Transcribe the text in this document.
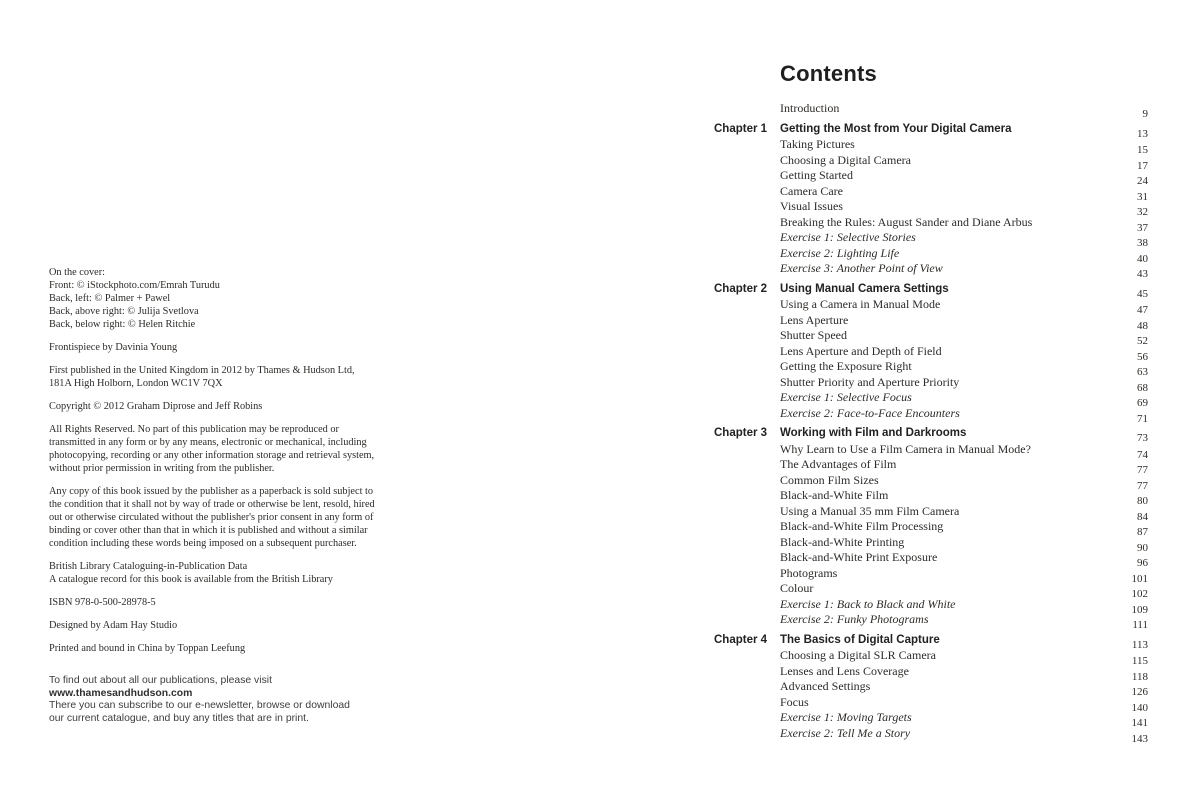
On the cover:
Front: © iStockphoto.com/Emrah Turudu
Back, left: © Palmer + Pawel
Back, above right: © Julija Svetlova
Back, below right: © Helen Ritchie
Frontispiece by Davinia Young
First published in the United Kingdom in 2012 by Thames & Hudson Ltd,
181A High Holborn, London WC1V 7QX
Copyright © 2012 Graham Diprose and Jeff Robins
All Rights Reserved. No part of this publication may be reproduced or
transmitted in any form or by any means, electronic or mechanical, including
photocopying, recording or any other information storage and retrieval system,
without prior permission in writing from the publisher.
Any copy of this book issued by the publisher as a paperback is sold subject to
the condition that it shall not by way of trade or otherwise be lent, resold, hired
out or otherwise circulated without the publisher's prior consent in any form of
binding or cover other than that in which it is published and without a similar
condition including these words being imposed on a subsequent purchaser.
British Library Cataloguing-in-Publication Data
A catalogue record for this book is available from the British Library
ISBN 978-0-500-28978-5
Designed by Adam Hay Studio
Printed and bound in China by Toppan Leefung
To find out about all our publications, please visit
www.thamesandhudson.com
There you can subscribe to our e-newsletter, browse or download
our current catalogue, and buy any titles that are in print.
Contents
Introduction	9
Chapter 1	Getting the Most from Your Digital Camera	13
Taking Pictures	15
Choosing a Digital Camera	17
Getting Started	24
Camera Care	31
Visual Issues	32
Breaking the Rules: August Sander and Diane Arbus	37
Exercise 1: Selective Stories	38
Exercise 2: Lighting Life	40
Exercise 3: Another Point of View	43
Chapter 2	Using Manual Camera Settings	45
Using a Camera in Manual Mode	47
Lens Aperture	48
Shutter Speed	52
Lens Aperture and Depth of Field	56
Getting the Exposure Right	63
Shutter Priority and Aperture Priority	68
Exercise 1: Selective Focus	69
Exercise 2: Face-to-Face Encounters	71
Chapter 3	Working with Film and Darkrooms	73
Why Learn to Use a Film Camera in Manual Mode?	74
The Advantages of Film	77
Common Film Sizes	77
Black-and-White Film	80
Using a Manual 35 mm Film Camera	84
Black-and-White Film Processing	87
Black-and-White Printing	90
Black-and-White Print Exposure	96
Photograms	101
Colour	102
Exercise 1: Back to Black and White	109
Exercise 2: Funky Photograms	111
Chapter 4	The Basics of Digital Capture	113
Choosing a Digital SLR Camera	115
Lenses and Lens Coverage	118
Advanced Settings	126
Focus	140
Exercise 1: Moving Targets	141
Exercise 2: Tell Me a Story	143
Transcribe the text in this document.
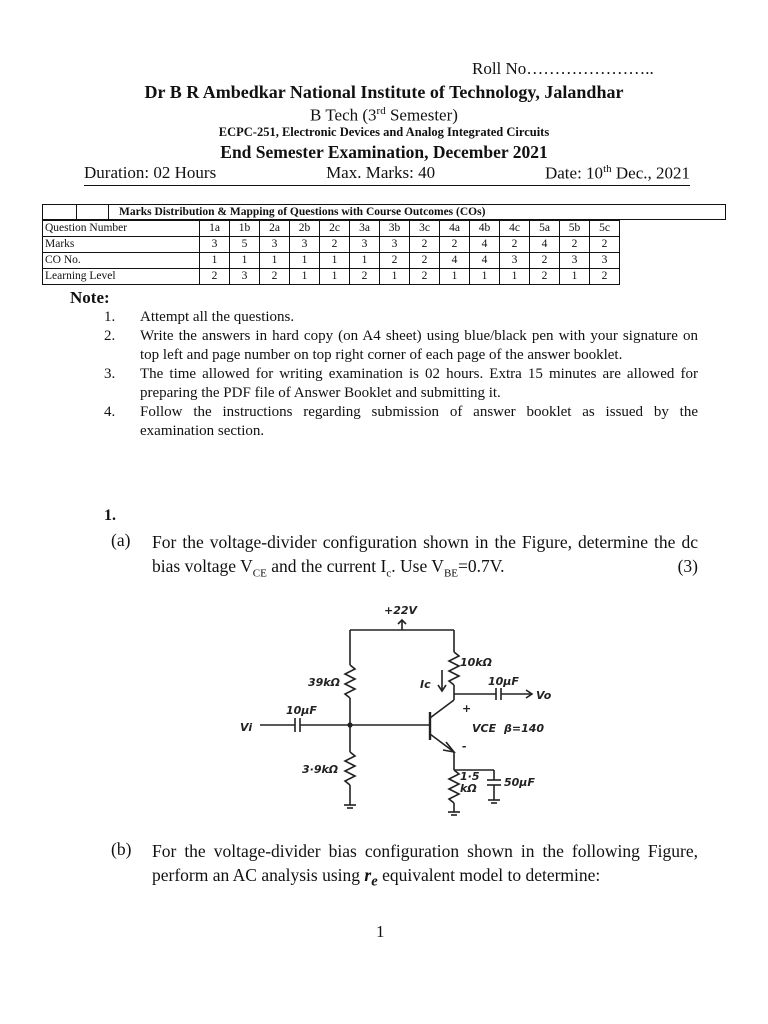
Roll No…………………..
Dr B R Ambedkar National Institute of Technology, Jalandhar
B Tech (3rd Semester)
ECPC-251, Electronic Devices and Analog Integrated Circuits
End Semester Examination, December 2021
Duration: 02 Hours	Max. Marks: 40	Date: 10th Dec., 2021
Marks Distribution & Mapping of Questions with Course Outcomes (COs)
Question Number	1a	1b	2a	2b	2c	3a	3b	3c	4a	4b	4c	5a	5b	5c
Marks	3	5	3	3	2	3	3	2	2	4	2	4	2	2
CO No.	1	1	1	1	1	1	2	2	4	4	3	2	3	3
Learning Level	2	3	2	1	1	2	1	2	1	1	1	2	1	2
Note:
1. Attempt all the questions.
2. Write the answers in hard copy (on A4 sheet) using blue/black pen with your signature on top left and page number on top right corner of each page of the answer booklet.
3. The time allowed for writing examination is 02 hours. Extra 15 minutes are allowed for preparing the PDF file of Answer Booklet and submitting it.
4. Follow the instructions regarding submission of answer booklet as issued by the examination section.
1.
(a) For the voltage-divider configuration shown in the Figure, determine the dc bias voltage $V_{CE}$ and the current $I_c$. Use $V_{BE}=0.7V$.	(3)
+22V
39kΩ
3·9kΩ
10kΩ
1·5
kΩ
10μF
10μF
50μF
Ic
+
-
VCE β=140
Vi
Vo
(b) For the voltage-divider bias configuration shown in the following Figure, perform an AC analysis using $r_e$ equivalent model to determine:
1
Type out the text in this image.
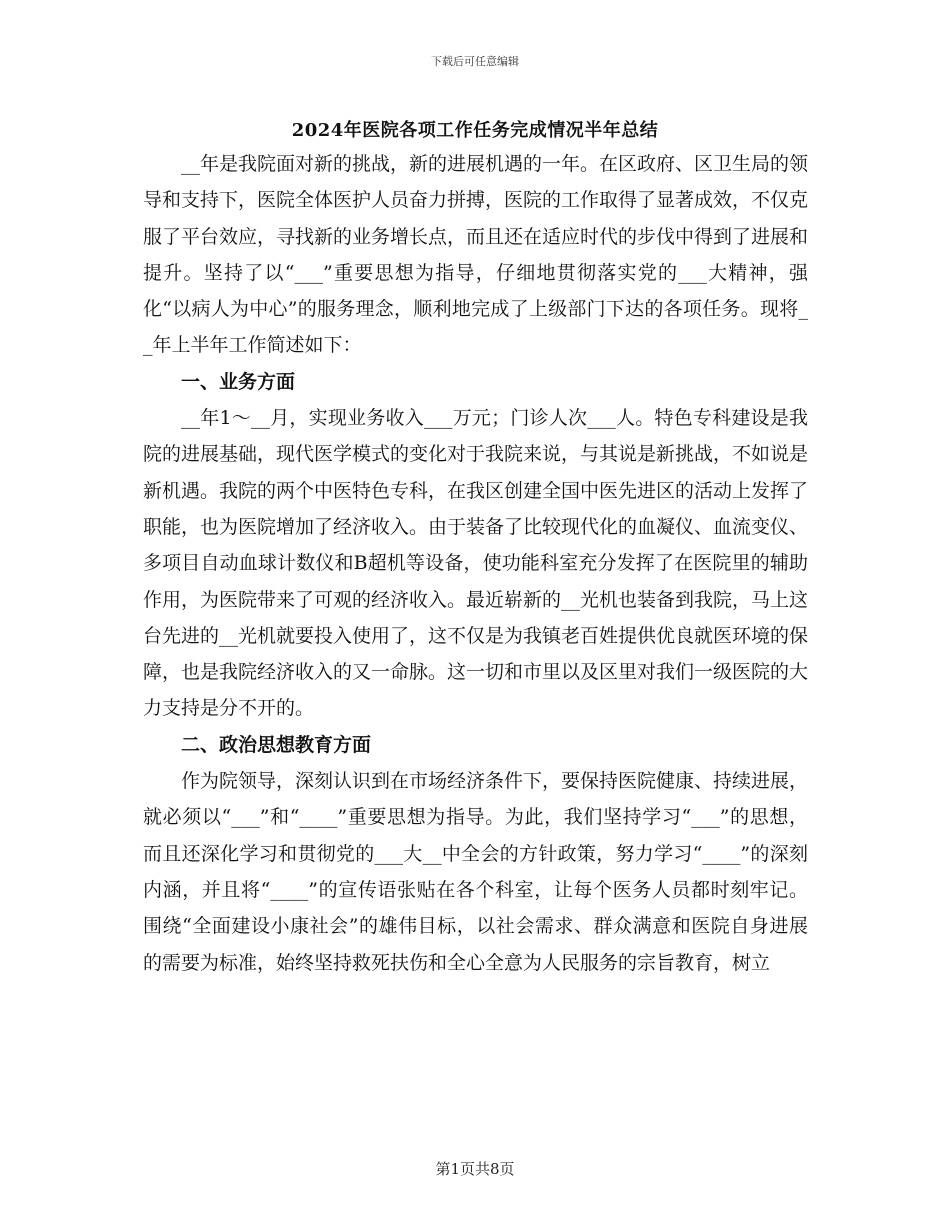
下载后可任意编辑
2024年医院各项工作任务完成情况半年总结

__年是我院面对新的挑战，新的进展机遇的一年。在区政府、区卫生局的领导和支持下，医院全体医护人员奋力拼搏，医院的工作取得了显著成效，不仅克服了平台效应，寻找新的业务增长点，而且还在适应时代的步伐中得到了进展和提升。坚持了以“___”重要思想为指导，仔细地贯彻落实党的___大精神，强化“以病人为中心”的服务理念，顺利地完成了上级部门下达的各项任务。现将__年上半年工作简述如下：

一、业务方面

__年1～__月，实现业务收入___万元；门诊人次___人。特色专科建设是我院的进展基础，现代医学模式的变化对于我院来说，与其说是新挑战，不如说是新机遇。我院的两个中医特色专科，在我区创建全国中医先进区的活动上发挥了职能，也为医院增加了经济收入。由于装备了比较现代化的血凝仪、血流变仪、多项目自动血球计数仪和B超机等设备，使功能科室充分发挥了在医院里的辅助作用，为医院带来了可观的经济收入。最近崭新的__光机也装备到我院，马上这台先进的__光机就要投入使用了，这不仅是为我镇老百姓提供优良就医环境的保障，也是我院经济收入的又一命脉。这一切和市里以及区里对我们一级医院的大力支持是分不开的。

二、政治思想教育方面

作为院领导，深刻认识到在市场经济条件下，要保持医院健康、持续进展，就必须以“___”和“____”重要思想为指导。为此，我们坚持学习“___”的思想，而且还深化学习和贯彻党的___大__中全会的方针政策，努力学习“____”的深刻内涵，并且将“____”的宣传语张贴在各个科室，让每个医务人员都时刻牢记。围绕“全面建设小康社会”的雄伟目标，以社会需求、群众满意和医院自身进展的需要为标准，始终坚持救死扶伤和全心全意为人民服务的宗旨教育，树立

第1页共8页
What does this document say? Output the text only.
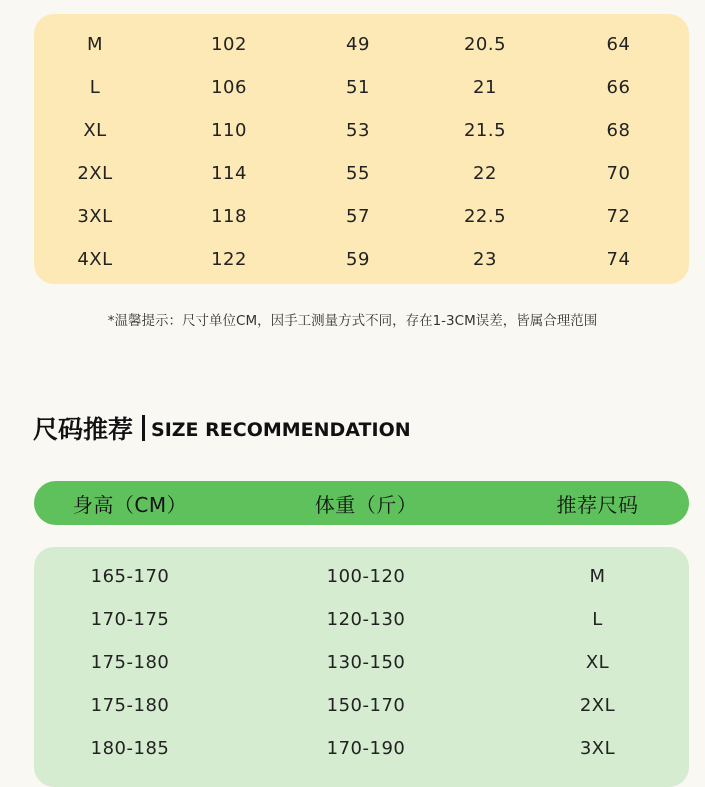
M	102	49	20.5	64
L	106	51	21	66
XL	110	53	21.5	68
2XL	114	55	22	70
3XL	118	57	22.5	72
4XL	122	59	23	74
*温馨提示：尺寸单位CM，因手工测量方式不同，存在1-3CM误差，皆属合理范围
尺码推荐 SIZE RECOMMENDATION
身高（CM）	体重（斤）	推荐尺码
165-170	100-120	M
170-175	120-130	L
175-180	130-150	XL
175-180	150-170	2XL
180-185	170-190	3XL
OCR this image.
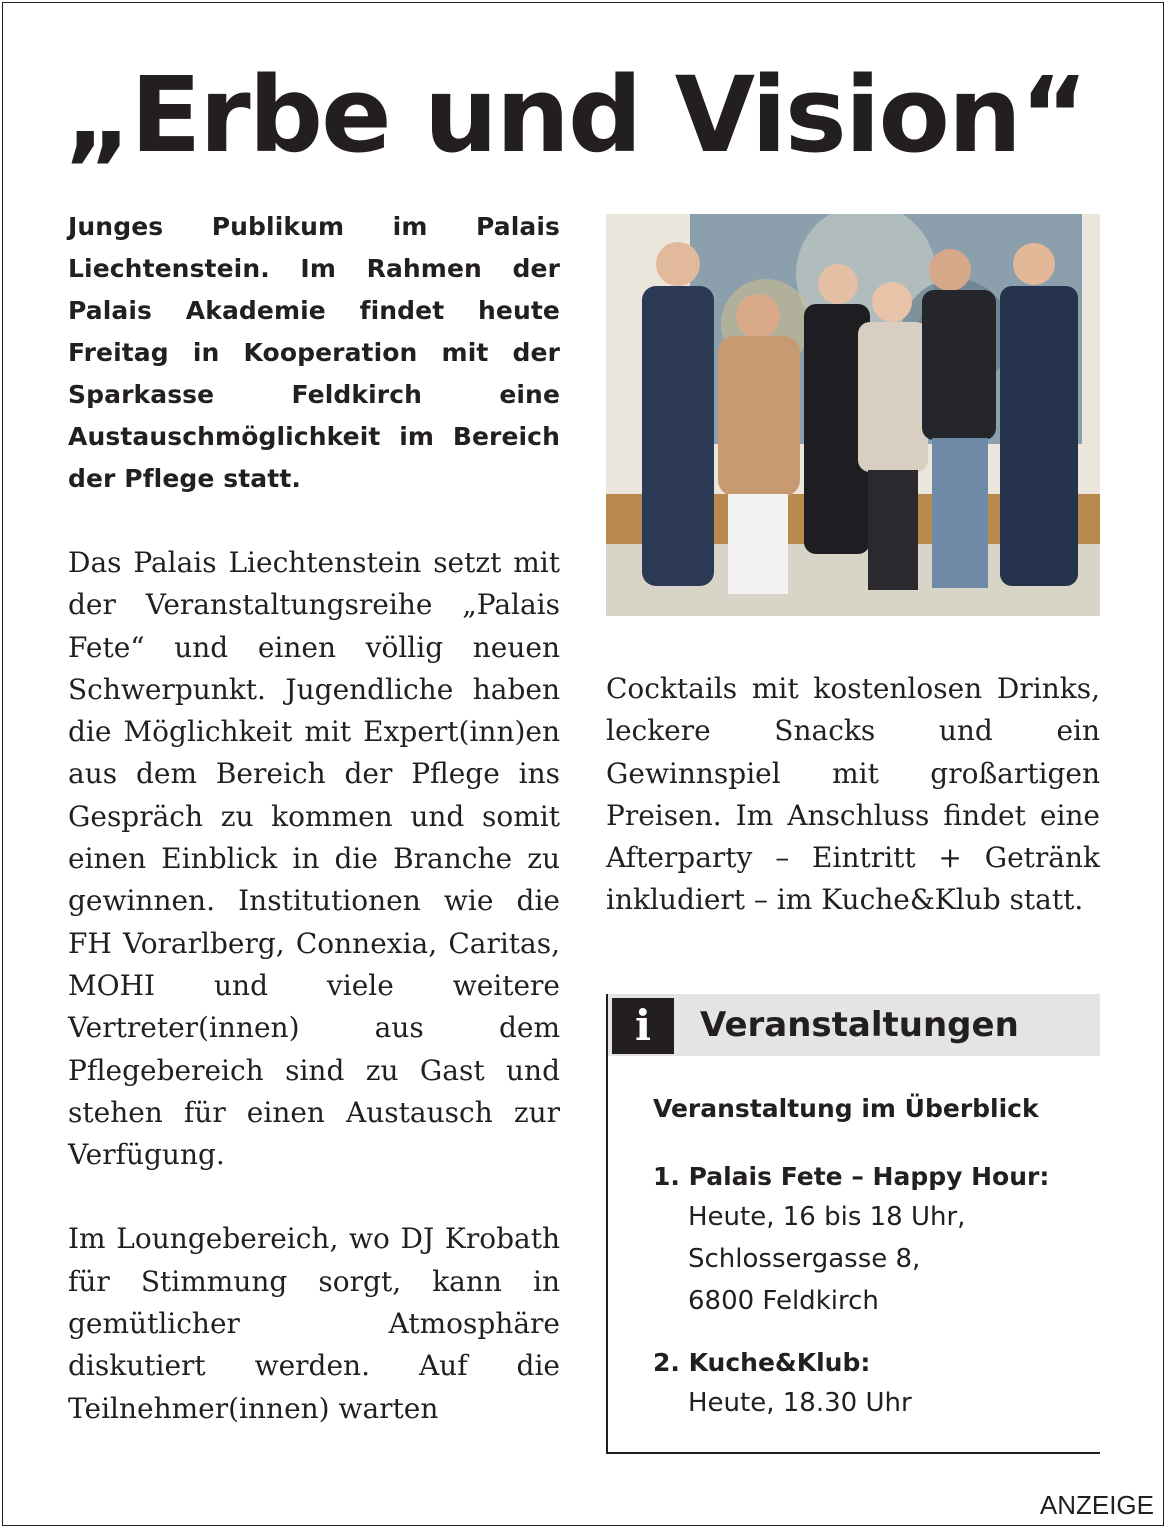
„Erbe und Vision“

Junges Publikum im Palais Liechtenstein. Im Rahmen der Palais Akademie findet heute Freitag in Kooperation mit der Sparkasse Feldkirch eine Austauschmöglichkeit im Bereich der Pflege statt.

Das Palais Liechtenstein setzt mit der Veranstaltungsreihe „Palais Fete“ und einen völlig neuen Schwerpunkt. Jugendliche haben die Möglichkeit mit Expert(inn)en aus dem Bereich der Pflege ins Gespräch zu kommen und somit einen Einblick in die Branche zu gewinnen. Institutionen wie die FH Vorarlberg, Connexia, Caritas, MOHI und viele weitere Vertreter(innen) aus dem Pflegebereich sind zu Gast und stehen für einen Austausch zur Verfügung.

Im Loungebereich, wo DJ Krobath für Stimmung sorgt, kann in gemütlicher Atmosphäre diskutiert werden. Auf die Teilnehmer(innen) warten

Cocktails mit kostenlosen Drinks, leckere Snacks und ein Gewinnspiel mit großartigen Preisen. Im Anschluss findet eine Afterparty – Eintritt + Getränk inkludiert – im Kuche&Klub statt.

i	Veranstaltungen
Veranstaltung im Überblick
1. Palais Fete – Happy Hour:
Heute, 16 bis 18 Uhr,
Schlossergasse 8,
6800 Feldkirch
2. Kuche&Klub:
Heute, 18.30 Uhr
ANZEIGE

☆ ☆ ☆ ☆

Aim => Copy the whole of the material above exactly, but not its images.

Result of the exercise =>
Transcribe the text in this document.
On the cover:
Front: © iStockphoto.com/Emrah Turudu
Back, left: © Palmer + Pawel
Back, above right: © Julija Svetlova
Back, below right: © Helen Ritchie
Frontispiece by Davinia Young
First published in the United Kingdom in 2012 by Thames & Hudson Ltd,
181A High Holborn, London WC1V 7QX
Copyright © 2012 Graham Diprose and Jeff Robins
All Rights Reserved. No part of this publication may be reproduced or
transmitted in any form or by any means, electronic or mechanical, including
photocopying, recording or any other information storage and retrieval system,
without prior permission in writing from the publisher.
Any copy of this book issued by the publisher as a paperback is sold subject to
the condition that it shall not by way of trade or otherwise be lent, resold, hired
out or otherwise circulated without the publisher's prior consent in any form of
binding or cover other than that in which it is published and without a similar
condition including these words being imposed on a subsequent purchaser.
British Library Cataloguing-in-Publication Data
A catalogue record for this book is available from the British Library
ISBN 978-0-500-28978-5
Designed by Adam Hay Studio
Printed and bound in China by Toppan Leefung
To find out about all our publications, please visit
www.thamesandhudson.com
There you can subscribe to our e-newsletter, browse or download
our current catalogue, and buy any titles that are in print.
Contents
Introduction	9
Chapter 1	Getting the Most from Your Digital Camera	13
Taking Pictures	15
Choosing a Digital Camera	17
Getting Started	24
Camera Care	31
Visual Issues	32
Breaking the Rules: August Sander and Diane Arbus	37
Exercise 1: Selective Stories	38
Exercise 2: Lighting Life	40
Exercise 3: Another Point of View	43
Chapter 2	Using Manual Camera Settings	45
Using a Camera in Manual Mode	47
Lens Aperture	48
Shutter Speed	52
Lens Aperture and Depth of Field	56
Getting the Exposure Right	63
Shutter Priority and Aperture Priority	68
Exercise 1: Selective Focus	69
Exercise 2: Face-to-Face Encounters	71
Chapter 3	Working with Film and Darkrooms	73
Why Learn to Use a Film Camera in Manual Mode?	74
The Advantages of Film	77
Common Film Sizes	77
Black-and-White Film	80
Using a Manual 35 mm Film Camera	84
Black-and-White Film Processing	87
Black-and-White Printing	90
Black-and-White Print Exposure	96
Photograms	101
Colour	102
Exercise 1: Back to Black and White	109
Exercise 2: Funky Photograms	111
Chapter 4	The Basics of Digital Capture	113
Choosing a Digital SLR Camera	115
Lenses and Lens Coverage	118
Advanced Settings	126
Focus	140
Exercise 1: Moving Targets	141
Exercise 2: Tell Me a Story	143
Transcribe the text in this document.
Roll No…………………..
Dr B R Ambedkar National Institute of Technology, Jalandhar
B Tech (3rd Semester)
ECPC-251, Electronic Devices and Analog Integrated Circuits
End Semester Examination, December 2021
Duration: 02 Hours	Max. Marks: 40	Date: 10th Dec., 2021
Marks Distribution & Mapping of Questions with Course Outcomes (COs)
Question Number	1a	1b	2a	2b	2c	3a	3b	3c	4a	4b	4c	5a	5b	5c
Marks	3	5	3	3	2	3	3	2	2	4	2	4	2	2
CO No.	1	1	1	1	1	1	2	2	4	4	3	2	3	3
Learning Level	2	3	2	1	1	2	1	2	1	1	1	2	1	2
Note:
1. Attempt all the questions.
2. Write the answers in hard copy (on A4 sheet) using blue/black pen with your signature on top left and page number on top right corner of each page of the answer booklet.
3. The time allowed for writing examination is 02 hours. Extra 15 minutes are allowed for preparing the PDF file of Answer Booklet and submitting it.
4. Follow the instructions regarding submission of answer booklet as issued by the examination section.
1.
(a) For the voltage-divider configuration shown in the Figure, determine the dc bias voltage $V_{CE}$ and the current $I_c$. Use $V_{BE}=0.7V$.	(3)
+22V
39kΩ
3·9kΩ
10kΩ
1·5
kΩ
10μF
10μF
50μF
Ic
+
-
VCE β=140
Vi
Vo
(b) For the voltage-divider bias configuration shown in the following Figure, perform an AC analysis using $r_e$ equivalent model to determine:
1
Type out the text in this image.
下载后可任意编辑
2024年医院各项工作任务完成情况半年总结

__年是我院面对新的挑战，新的进展机遇的一年。在区政府、区卫生局的领导和支持下，医院全体医护人员奋力拼搏，医院的工作取得了显著成效，不仅克服了平台效应，寻找新的业务增长点，而且还在适应时代的步伐中得到了进展和提升。坚持了以“___”重要思想为指导，仔细地贯彻落实党的___大精神，强化“以病人为中心”的服务理念，顺利地完成了上级部门下达的各项任务。现将__年上半年工作简述如下：

一、业务方面

__年1～__月，实现业务收入___万元；门诊人次___人。特色专科建设是我院的进展基础，现代医学模式的变化对于我院来说，与其说是新挑战，不如说是新机遇。我院的两个中医特色专科，在我区创建全国中医先进区的活动上发挥了职能，也为医院增加了经济收入。由于装备了比较现代化的血凝仪、血流变仪、多项目自动血球计数仪和B超机等设备，使功能科室充分发挥了在医院里的辅助作用，为医院带来了可观的经济收入。最近崭新的__光机也装备到我院，马上这台先进的__光机就要投入使用了，这不仅是为我镇老百姓提供优良就医环境的保障，也是我院经济收入的又一命脉。这一切和市里以及区里对我们一级医院的大力支持是分不开的。

二、政治思想教育方面

作为院领导，深刻认识到在市场经济条件下，要保持医院健康、持续进展，就必须以“___”和“____”重要思想为指导。为此，我们坚持学习“___”的思想，而且还深化学习和贯彻党的___大__中全会的方针政策，努力学习“____”的深刻内涵，并且将“____”的宣传语张贴在各个科室，让每个医务人员都时刻牢记。围绕“全面建设小康社会”的雄伟目标，以社会需求、群众满意和医院自身进展的需要为标准，始终坚持救死扶伤和全心全意为人民服务的宗旨教育，树立

第1页共8页
What does this document say? Output the text only.
M	102	49	20.5	64
L	106	51	21	66
XL	110	53	21.5	68
2XL	114	55	22	70
3XL	118	57	22.5	72
4XL	122	59	23	74
*温馨提示：尺寸单位CM，因手工测量方式不同，存在1-3CM误差，皆属合理范围
尺码推荐 SIZE RECOMMENDATION
身高（CM）	体重（斤）	推荐尺码
165-170	100-120	M
170-175	120-130	L
175-180	130-150	XL
175-180	150-170	2XL
180-185	170-190	3XL
OCR this image.
„Erbe und Vision“

Junges Publikum im Palais Liechtenstein. Im Rahmen der Palais Akademie findet heute Freitag in Kooperation mit der Sparkasse Feldkirch eine Austauschmöglichkeit im Bereich der Pflege statt.

Das Palais Liechtenstein setzt mit der Veranstaltungsreihe „Palais Fete“ und einen völlig neuen Schwerpunkt. Jugendliche haben die Möglichkeit mit Expert(inn)en aus dem Bereich der Pflege ins Gespräch zu kommen und somit einen Einblick in die Branche zu gewinnen. Institutionen wie die FH Vorarlberg, Connexia, Caritas, MOHI und viele weitere Vertreter(innen) aus dem Pflegebereich sind zu Gast und stehen für einen Austausch zur Verfügung.

Im Loungebereich, wo DJ Krobath für Stimmung sorgt, kann in gemütlicher Atmosphäre diskutiert werden. Auf die Teilnehmer(innen) warten

Cocktails mit kostenlosen Drinks, leckere Snacks und ein Gewinnspiel mit großartigen Preisen. Im Anschluss findet eine Afterparty – Eintritt + Getränk inkludiert – im Kuche&Klub statt.

i	Veranstaltungen
Veranstaltung im Überblick
1. Palais Fete – Happy Hour:
Heute, 16 bis 18 Uhr,
Schlossergasse 8,
6800 Feldkirch
2. Kuche&Klub:
Heute, 18.30 Uhr
ANZEIGE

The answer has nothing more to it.